Records excerpted from a collection

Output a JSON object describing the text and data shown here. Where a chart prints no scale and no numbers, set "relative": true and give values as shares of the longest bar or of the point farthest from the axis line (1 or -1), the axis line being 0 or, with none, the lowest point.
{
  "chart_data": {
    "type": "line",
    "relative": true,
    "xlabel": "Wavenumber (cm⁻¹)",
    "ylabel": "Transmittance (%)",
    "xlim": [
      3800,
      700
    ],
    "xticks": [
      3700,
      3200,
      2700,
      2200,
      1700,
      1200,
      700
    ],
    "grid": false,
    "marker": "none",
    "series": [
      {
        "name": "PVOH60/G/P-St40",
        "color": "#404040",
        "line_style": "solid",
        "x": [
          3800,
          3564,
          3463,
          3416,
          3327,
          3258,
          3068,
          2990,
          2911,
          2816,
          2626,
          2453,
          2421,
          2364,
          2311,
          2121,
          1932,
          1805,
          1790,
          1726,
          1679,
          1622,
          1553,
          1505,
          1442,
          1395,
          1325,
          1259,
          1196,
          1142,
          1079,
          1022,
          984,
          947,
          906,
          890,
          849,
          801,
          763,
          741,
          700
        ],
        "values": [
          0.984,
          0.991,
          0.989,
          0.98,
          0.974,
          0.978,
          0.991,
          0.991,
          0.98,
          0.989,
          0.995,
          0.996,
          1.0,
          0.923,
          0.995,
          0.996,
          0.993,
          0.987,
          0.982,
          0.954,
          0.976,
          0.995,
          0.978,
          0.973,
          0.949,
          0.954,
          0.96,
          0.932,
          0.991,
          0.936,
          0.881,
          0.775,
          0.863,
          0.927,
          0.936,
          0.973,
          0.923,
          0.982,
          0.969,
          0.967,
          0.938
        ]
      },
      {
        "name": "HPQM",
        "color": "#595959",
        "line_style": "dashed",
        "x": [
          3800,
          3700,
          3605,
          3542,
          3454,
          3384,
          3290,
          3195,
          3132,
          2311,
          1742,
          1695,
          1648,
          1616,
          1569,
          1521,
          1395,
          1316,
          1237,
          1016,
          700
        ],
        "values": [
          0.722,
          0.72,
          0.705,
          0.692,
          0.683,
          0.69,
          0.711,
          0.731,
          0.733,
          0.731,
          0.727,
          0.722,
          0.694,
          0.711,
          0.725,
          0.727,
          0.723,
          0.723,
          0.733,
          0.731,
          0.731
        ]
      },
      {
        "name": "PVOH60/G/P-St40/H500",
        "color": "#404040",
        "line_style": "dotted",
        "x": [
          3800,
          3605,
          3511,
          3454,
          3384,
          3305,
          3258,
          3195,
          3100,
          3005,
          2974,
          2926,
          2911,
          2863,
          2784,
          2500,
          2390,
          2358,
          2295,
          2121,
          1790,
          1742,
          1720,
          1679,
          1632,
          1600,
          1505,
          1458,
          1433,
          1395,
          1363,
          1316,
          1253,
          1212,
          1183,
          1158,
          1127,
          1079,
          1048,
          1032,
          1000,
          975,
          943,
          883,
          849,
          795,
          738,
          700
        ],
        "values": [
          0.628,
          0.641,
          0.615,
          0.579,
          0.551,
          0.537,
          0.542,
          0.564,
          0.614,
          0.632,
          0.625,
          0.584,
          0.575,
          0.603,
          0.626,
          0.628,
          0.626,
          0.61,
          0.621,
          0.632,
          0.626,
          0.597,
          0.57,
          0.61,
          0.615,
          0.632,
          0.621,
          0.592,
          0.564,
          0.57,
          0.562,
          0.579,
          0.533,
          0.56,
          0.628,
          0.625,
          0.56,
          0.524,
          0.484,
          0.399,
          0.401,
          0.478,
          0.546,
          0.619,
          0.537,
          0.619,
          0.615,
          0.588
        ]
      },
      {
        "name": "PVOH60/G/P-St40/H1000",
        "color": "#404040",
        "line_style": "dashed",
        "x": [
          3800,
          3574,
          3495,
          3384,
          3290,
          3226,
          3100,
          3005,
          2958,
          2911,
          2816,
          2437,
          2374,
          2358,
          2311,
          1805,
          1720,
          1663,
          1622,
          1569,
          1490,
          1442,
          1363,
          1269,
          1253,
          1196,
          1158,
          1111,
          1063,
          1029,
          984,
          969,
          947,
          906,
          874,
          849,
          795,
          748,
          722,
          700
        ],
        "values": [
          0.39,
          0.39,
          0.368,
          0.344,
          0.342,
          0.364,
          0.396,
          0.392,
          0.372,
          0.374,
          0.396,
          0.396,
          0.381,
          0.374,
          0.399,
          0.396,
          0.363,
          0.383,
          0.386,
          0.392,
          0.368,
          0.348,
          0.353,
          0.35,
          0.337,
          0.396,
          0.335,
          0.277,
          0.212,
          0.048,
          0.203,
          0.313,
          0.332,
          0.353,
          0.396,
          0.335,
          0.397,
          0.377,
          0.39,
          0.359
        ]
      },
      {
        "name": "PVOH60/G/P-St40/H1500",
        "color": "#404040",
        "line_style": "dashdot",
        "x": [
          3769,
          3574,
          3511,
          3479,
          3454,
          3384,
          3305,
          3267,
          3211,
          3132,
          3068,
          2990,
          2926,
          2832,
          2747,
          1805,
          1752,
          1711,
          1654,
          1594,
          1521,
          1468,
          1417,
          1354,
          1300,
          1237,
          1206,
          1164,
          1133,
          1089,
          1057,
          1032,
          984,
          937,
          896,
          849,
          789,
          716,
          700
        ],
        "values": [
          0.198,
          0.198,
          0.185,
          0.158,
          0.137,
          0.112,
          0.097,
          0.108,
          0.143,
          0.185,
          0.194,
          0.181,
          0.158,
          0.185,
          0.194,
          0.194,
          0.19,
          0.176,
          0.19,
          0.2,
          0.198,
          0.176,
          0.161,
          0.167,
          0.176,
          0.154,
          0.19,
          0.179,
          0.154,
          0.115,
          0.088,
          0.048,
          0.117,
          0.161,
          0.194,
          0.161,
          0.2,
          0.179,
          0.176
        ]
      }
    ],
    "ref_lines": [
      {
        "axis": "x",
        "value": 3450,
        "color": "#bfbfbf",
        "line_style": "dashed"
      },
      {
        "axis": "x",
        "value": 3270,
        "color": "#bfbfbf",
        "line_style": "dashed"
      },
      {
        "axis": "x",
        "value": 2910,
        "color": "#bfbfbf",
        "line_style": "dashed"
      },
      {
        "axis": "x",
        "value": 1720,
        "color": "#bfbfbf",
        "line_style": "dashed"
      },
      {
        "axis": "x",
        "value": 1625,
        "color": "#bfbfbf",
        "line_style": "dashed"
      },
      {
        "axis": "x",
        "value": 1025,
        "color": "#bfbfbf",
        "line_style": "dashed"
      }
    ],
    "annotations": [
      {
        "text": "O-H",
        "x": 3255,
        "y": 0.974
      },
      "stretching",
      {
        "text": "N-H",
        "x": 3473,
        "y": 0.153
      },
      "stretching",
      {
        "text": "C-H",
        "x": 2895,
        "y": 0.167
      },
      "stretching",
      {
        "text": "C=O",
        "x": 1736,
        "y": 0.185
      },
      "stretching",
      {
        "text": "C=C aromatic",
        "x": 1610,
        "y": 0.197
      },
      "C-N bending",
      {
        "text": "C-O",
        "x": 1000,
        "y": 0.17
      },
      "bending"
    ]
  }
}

Requirement
Go through the records and print each one exactly.

Output below
Output a JSON object describing the text and data shown here. Where a chart prints no scale and no numbers, set "relative": true and give values as shares of the longest bar or of the point farthest from the axis line (1 or -1), the axis line being 0 or, with none, the lowest point.
{
  "chart_data": {
    "type": "line",
    "relative": true,
    "xlabel": "Wavenumber (cm⁻¹)",
    "ylabel": "Transmittance (%)",
    "xlim": [
      3800,
      700
    ],
    "xticks": [
      3700,
      3200,
      2700,
      2200,
      1700,
      1200,
      700
    ],
    "grid": false,
    "marker": "none",
    "series": [
      {
        "name": "PVOH60/G/P-St40",
        "color": "#404040",
        "line_style": "solid",
        "x": [
          3800,
          3564,
          3463,
          3416,
          3327,
          3258,
          3068,
          2990,
          2911,
          2816,
          2626,
          2453,
          2421,
          2364,
          2311,
          2121,
          1932,
          1805,
          1790,
          1726,
          1679,
          1622,
          1553,
          1505,
          1442,
          1395,
          1325,
          1259,
          1196,
          1142,
          1079,
          1022,
          984,
          947,
          906,
          890,
          849,
          801,
          763,
          741,
          700
        ],
        "values": [
          0.984,
          0.991,
          0.989,
          0.98,
          0.974,
          0.978,
          0.991,
          0.991,
          0.98,
          0.989,
          0.995,
          0.996,
          1.0,
          0.923,
          0.995,
          0.996,
          0.993,
          0.987,
          0.982,
          0.954,
          0.976,
          0.995,
          0.978,
          0.973,
          0.949,
          0.954,
          0.96,
          0.932,
          0.991,
          0.936,
          0.881,
          0.775,
          0.863,
          0.927,
          0.936,
          0.973,
          0.923,
          0.982,
          0.969,
          0.967,
          0.938
        ]
      },
      {
        "name": "HPQM",
        "color": "#595959",
        "line_style": "dashed",
        "x": [
          3800,
          3700,
          3605,
          3542,
          3454,
          3384,
          3290,
          3195,
          3132,
          2311,
          1742,
          1695,
          1648,
          1616,
          1569,
          1521,
          1395,
          1316,
          1237,
          1016,
          700
        ],
        "values": [
          0.722,
          0.72,
          0.705,
          0.692,
          0.683,
          0.69,
          0.711,
          0.731,
          0.733,
          0.731,
          0.727,
          0.722,
          0.694,
          0.711,
          0.725,
          0.727,
          0.723,
          0.723,
          0.733,
          0.731,
          0.731
        ]
      },
      {
        "name": "PVOH60/G/P-St40/H500",
        "color": "#404040",
        "line_style": "dotted",
        "x": [
          3800,
          3605,
          3511,
          3454,
          3384,
          3305,
          3258,
          3195,
          3100,
          3005,
          2974,
          2926,
          2911,
          2863,
          2784,
          2500,
          2390,
          2358,
          2295,
          2121,
          1790,
          1742,
          1720,
          1679,
          1632,
          1600,
          1505,
          1458,
          1433,
          1395,
          1363,
          1316,
          1253,
          1212,
          1183,
          1158,
          1127,
          1079,
          1048,
          1032,
          1000,
          975,
          943,
          883,
          849,
          795,
          738,
          700
        ],
        "values": [
          0.628,
          0.641,
          0.615,
          0.579,
          0.551,
          0.537,
          0.542,
          0.564,
          0.614,
          0.632,
          0.625,
          0.584,
          0.575,
          0.603,
          0.626,
          0.628,
          0.626,
          0.61,
          0.621,
          0.632,
          0.626,
          0.597,
          0.57,
          0.61,
          0.615,
          0.632,
          0.621,
          0.592,
          0.564,
          0.57,
          0.562,
          0.579,
          0.533,
          0.56,
          0.628,
          0.625,
          0.56,
          0.524,
          0.484,
          0.399,
          0.401,
          0.478,
          0.546,
          0.619,
          0.537,
          0.619,
          0.615,
          0.588
        ]
      },
      {
        "name": "PVOH60/G/P-St40/H1000",
        "color": "#404040",
        "line_style": "dashed",
        "x": [
          3800,
          3574,
          3495,
          3384,
          3290,
          3226,
          3100,
          3005,
          2958,
          2911,
          2816,
          2437,
          2374,
          2358,
          2311,
          1805,
          1720,
          1663,
          1622,
          1569,
          1490,
          1442,
          1363,
          1269,
          1253,
          1196,
          1158,
          1111,
          1063,
          1029,
          984,
          969,
          947,
          906,
          874,
          849,
          795,
          748,
          722,
          700
        ],
        "values": [
          0.39,
          0.39,
          0.368,
          0.344,
          0.342,
          0.364,
          0.396,
          0.392,
          0.372,
          0.374,
          0.396,
          0.396,
          0.381,
          0.374,
          0.399,
          0.396,
          0.363,
          0.383,
          0.386,
          0.392,
          0.368,
          0.348,
          0.353,
          0.35,
          0.337,
          0.396,
          0.335,
          0.277,
          0.212,
          0.048,
          0.203,
          0.313,
          0.332,
          0.353,
          0.396,
          0.335,
          0.397,
          0.377,
          0.39,
          0.359
        ]
      },
      {
        "name": "PVOH60/G/P-St40/H1500",
        "color": "#404040",
        "line_style": "dashdot",
        "x": [
          3769,
          3574,
          3511,
          3479,
          3454,
          3384,
          3305,
          3267,
          3211,
          3132,
          3068,
          2990,
          2926,
          2832,
          2747,
          1805,
          1752,
          1711,
          1654,
          1594,
          1521,
          1468,
          1417,
          1354,
          1300,
          1237,
          1206,
          1164,
          1133,
          1089,
          1057,
          1032,
          984,
          937,
          896,
          849,
          789,
          716,
          700
        ],
        "values": [
          0.198,
          0.198,
          0.185,
          0.158,
          0.137,
          0.112,
          0.097,
          0.108,
          0.143,
          0.185,
          0.194,
          0.181,
          0.158,
          0.185,
          0.194,
          0.194,
          0.19,
          0.176,
          0.19,
          0.2,
          0.198,
          0.176,
          0.161,
          0.167,
          0.176,
          0.154,
          0.19,
          0.179,
          0.154,
          0.115,
          0.088,
          0.048,
          0.117,
          0.161,
          0.194,
          0.161,
          0.2,
          0.179,
          0.176
        ]
      }
    ],
    "ref_lines": [
      {
        "axis": "x",
        "value": 3450,
        "color": "#bfbfbf",
        "line_style": "dashed"
      },
      {
        "axis": "x",
        "value": 3270,
        "color": "#bfbfbf",
        "line_style": "dashed"
      },
      {
        "axis": "x",
        "value": 2910,
        "color": "#bfbfbf",
        "line_style": "dashed"
      },
      {
        "axis": "x",
        "value": 1720,
        "color": "#bfbfbf",
        "line_style": "dashed"
      },
      {
        "axis": "x",
        "value": 1625,
        "color": "#bfbfbf",
        "line_style": "dashed"
      },
      {
        "axis": "x",
        "value": 1025,
        "color": "#bfbfbf",
        "line_style": "dashed"
      }
    ],
    "annotations": [
      {
        "text": "O-H",
        "x": 3255,
        "y": 0.974
      },
      "stretching",
      {
        "text": "N-H",
        "x": 3473,
        "y": 0.153
      },
      "stretching",
      {
        "text": "C-H",
        "x": 2895,
        "y": 0.167
      },
      "stretching",
      {
        "text": "C=O",
        "x": 1736,
        "y": 0.185
      },
      "stretching",
      {
        "text": "C=C aromatic",
        "x": 1610,
        "y": 0.197
      },
      "C-N bending",
      {
        "text": "C-O",
        "x": 1000,
        "y": 0.17
      },
      "bending"
    ]
  }
}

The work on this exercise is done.